Begin Records supplied

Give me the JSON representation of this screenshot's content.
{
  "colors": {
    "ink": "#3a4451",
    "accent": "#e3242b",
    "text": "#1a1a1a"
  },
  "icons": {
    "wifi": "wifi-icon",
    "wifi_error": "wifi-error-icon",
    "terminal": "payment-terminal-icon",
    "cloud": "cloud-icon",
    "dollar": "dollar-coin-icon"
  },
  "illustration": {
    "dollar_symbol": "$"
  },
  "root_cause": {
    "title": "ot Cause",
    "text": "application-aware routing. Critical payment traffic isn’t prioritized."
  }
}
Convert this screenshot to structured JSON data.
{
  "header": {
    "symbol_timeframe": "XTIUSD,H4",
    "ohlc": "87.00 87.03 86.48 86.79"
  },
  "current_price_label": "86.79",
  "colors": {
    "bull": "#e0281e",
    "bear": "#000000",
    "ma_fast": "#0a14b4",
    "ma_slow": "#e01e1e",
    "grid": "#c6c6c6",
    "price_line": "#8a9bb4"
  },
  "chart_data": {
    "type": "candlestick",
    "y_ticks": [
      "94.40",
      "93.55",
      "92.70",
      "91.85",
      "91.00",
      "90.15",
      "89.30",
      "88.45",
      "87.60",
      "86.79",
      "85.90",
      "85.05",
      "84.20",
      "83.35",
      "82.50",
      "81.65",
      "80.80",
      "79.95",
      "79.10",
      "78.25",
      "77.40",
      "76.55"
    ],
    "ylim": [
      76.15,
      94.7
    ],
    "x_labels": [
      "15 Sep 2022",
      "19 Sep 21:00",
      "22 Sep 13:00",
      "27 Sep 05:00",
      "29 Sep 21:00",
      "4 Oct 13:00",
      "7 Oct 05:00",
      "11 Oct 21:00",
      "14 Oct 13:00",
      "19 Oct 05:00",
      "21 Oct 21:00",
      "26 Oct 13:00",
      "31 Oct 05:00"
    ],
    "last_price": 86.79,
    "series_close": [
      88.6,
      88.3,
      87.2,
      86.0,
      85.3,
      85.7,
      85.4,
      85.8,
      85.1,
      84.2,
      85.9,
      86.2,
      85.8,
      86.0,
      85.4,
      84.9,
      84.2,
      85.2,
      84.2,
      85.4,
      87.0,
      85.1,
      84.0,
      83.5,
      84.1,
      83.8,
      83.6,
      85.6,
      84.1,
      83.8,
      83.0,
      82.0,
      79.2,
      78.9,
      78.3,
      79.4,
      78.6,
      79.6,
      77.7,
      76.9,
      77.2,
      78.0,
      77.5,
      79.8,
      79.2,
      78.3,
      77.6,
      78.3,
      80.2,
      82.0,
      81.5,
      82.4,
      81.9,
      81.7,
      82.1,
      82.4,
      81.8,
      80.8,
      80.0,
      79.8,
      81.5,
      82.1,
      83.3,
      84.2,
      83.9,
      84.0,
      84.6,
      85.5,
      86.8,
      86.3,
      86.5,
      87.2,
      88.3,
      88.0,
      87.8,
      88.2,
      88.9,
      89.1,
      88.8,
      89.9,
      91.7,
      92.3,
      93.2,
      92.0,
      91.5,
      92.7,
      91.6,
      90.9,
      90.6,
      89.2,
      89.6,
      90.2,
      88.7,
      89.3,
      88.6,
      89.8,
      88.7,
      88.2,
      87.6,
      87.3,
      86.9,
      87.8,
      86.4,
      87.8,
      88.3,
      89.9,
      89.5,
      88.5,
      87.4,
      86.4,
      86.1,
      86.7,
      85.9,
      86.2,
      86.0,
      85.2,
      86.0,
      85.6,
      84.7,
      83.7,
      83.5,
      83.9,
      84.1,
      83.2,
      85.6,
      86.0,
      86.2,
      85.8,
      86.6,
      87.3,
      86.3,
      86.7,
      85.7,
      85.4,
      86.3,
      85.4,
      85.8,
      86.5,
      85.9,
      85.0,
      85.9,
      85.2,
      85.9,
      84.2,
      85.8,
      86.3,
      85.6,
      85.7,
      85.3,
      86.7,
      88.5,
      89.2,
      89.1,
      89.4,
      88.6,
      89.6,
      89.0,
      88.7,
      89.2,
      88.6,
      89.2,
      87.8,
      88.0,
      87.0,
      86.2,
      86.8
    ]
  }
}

End Records supplied

* **What the task asks**:
Locate the lines above that contain "JSON" and copy them.

* **Correct answer**:
Give me the JSON representation of this screenshot's content.
Convert this screenshot to structured JSON data.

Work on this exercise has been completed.